- [TASK DETAILS] Every entry below must be repeated exactly; skip the pictures.

— BEGIN —

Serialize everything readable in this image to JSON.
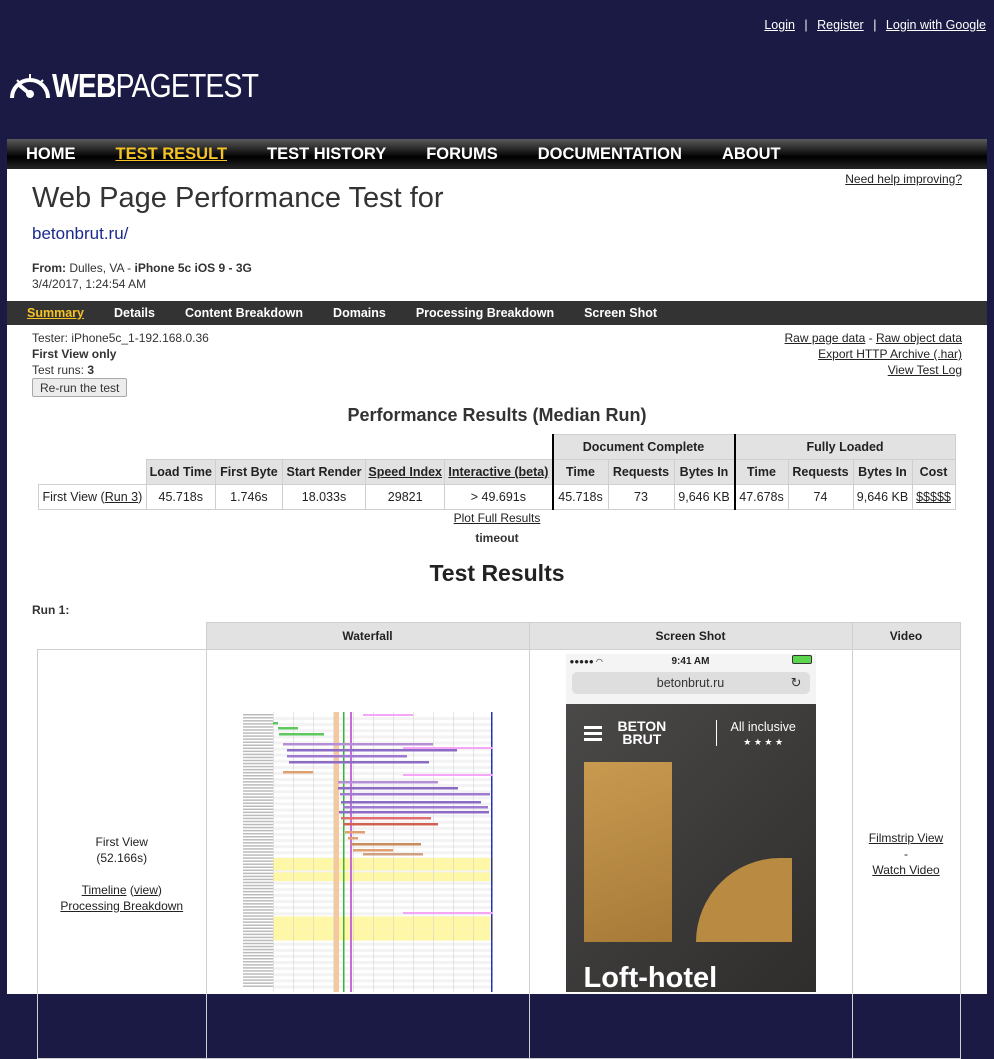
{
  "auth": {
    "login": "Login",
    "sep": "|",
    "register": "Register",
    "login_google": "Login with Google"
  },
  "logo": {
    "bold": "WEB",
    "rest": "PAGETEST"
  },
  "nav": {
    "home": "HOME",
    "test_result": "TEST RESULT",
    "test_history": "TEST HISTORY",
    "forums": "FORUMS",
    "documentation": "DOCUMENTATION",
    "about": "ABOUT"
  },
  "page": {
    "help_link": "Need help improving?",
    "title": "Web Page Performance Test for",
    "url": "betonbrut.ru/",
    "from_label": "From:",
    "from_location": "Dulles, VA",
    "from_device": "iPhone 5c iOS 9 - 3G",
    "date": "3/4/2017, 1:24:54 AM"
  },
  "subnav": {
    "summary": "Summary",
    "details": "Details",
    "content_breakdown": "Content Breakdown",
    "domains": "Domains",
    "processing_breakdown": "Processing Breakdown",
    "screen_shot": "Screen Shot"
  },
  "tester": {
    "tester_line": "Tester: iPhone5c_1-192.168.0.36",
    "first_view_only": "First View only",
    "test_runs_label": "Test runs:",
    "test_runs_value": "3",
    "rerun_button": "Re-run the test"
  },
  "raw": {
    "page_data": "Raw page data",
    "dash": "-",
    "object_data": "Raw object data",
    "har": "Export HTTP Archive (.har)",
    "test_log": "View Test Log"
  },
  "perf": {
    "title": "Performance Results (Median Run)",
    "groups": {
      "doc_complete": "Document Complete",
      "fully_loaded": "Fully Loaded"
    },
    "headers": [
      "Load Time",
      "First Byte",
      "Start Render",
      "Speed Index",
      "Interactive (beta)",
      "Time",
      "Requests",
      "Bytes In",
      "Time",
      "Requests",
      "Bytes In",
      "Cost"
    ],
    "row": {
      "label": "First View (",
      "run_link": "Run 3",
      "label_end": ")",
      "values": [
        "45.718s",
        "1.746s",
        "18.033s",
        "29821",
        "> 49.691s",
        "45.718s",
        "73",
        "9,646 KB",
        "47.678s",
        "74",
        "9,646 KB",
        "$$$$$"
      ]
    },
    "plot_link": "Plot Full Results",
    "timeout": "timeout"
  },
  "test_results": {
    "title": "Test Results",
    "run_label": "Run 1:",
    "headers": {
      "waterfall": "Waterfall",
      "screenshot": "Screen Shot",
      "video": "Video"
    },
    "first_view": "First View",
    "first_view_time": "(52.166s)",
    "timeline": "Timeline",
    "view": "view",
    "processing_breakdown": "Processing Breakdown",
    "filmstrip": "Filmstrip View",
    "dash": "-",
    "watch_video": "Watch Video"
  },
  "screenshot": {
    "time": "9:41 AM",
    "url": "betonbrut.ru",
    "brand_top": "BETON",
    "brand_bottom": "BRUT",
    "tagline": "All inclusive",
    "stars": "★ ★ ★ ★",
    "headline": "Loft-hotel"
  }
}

— END —

- [TASK ANSWER]
Serialize everything readable in this image to JSON.
{
  "auth": {
    "login": "Login",
    "sep": "|",
    "register": "Register",
    "login_google": "Login with Google"
  },
  "logo": {
    "bold": "WEB",
    "rest": "PAGETEST"
  },
  "nav": {
    "home": "HOME",
    "test_result": "TEST RESULT",
    "test_history": "TEST HISTORY",
    "forums": "FORUMS",
    "documentation": "DOCUMENTATION",
    "about": "ABOUT"
  },
  "page": {
    "help_link": "Need help improving?",
    "title": "Web Page Performance Test for",
    "url": "betonbrut.ru/",
    "from_label": "From:",
    "from_location": "Dulles, VA",
    "from_device": "iPhone 5c iOS 9 - 3G",
    "date": "3/4/2017, 1:24:54 AM"
  },
  "subnav": {
    "summary": "Summary",
    "details": "Details",
    "content_breakdown": "Content Breakdown",
    "domains": "Domains",
    "processing_breakdown": "Processing Breakdown",
    "screen_shot": "Screen Shot"
  },
  "tester": {
    "tester_line": "Tester: iPhone5c_1-192.168.0.36",
    "first_view_only": "First View only",
    "test_runs_label": "Test runs:",
    "test_runs_value": "3",
    "rerun_button": "Re-run the test"
  },
  "raw": {
    "page_data": "Raw page data",
    "dash": "-",
    "object_data": "Raw object data",
    "har": "Export HTTP Archive (.har)",
    "test_log": "View Test Log"
  },
  "perf": {
    "title": "Performance Results (Median Run)",
    "groups": {
      "doc_complete": "Document Complete",
      "fully_loaded": "Fully Loaded"
    },
    "headers": [
      "Load Time",
      "First Byte",
      "Start Render",
      "Speed Index",
      "Interactive (beta)",
      "Time",
      "Requests",
      "Bytes In",
      "Time",
      "Requests",
      "Bytes In",
      "Cost"
    ],
    "row": {
      "label": "First View (",
      "run_link": "Run 3",
      "label_end": ")",
      "values": [
        "45.718s",
        "1.746s",
        "18.033s",
        "29821",
        "> 49.691s",
        "45.718s",
        "73",
        "9,646 KB",
        "47.678s",
        "74",
        "9,646 KB",
        "$$$$$"
      ]
    },
    "plot_link": "Plot Full Results",
    "timeout": "timeout"
  },
  "test_results": {
    "title": "Test Results",
    "run_label": "Run 1:",
    "headers": {
      "waterfall": "Waterfall",
      "screenshot": "Screen Shot",
      "video": "Video"
    },
    "first_view": "First View",
    "first_view_time": "(52.166s)",
    "timeline": "Timeline",
    "view": "view",
    "processing_breakdown": "Processing Breakdown",
    "filmstrip": "Filmstrip View",
    "dash": "-",
    "watch_video": "Watch Video"
  },
  "screenshot": {
    "time": "9:41 AM",
    "url": "betonbrut.ru",
    "brand_top": "BETON",
    "brand_bottom": "BRUT",
    "tagline": "All inclusive",
    "stars": "★ ★ ★ ★",
    "headline": "Loft-hotel"
  }
}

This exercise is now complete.